> _THE TASK_
Check each line of the records below and collect those holding "text".

* * * *

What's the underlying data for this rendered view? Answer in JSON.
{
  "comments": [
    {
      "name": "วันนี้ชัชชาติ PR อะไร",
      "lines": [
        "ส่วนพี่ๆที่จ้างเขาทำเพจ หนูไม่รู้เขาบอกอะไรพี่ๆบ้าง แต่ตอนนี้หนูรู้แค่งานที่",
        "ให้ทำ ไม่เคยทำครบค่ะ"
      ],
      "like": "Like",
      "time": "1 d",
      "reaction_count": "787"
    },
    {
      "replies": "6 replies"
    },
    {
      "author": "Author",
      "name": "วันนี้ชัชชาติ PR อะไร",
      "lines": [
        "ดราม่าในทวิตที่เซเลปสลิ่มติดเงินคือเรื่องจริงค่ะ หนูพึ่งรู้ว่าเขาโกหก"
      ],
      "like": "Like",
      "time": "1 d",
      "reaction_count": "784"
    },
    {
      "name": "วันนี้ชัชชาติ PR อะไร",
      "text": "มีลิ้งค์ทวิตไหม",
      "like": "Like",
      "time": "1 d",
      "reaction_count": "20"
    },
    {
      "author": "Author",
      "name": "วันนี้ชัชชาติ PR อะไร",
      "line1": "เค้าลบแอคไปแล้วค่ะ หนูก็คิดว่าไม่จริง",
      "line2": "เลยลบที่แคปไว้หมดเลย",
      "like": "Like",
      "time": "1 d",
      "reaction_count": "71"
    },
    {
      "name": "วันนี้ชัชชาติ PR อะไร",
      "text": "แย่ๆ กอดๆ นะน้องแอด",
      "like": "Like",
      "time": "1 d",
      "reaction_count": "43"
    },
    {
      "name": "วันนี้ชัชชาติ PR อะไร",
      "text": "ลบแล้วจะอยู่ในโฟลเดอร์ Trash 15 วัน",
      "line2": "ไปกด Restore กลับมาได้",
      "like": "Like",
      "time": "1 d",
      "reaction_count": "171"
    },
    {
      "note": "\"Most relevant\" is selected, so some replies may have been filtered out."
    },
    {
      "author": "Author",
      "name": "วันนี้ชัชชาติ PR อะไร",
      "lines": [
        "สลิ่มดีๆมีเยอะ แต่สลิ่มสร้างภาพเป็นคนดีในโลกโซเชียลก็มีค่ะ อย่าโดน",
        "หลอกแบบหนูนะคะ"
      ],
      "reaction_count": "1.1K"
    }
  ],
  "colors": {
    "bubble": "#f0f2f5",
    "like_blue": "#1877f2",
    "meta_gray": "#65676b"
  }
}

* * * *

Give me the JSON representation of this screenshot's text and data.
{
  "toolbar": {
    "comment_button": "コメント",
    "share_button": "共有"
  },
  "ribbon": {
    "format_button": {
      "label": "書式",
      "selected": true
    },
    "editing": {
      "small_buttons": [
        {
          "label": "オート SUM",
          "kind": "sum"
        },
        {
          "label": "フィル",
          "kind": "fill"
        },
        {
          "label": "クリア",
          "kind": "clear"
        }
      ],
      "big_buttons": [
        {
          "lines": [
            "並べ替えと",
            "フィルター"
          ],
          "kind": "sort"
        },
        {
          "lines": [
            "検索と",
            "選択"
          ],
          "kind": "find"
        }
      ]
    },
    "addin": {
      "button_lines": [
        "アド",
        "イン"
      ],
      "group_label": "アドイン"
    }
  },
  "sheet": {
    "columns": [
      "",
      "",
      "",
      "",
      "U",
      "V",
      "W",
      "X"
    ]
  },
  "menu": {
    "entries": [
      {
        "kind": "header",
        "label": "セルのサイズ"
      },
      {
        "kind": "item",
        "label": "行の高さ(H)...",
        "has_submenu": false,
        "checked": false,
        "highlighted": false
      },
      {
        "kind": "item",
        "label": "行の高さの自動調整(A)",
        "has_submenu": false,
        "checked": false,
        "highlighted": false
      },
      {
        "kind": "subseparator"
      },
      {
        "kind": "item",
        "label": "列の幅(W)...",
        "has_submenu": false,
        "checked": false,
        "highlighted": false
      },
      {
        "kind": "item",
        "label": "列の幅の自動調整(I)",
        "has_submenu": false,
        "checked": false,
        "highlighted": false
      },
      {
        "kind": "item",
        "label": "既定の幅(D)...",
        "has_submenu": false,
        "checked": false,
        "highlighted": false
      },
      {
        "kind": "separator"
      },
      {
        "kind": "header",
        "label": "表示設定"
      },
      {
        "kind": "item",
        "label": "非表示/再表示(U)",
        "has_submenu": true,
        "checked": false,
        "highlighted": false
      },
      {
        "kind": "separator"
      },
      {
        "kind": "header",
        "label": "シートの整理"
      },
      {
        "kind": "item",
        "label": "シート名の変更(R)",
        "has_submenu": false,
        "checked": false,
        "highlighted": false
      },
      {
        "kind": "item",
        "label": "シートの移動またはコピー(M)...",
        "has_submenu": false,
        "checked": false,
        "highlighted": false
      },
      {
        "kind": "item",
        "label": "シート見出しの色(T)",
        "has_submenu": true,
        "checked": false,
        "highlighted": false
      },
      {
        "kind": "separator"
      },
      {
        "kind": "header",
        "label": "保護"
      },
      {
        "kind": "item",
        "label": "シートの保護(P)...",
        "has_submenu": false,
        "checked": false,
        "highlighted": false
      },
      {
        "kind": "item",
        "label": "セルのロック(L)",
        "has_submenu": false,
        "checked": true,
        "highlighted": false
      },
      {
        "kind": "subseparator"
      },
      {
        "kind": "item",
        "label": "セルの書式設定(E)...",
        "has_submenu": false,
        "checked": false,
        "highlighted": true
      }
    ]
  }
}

* * * *

> _CORRECT RESPONSE_
      "text": "มีลิ้งค์ทวิตไหม",
      "text": "แย่ๆ กอดๆ นะน้องแอด",
      "text": "ลบแล้วจะอยู่ในโฟลเดอร์ Trash 15 วัน",
Give me the JSON representation of this screenshot's text and data.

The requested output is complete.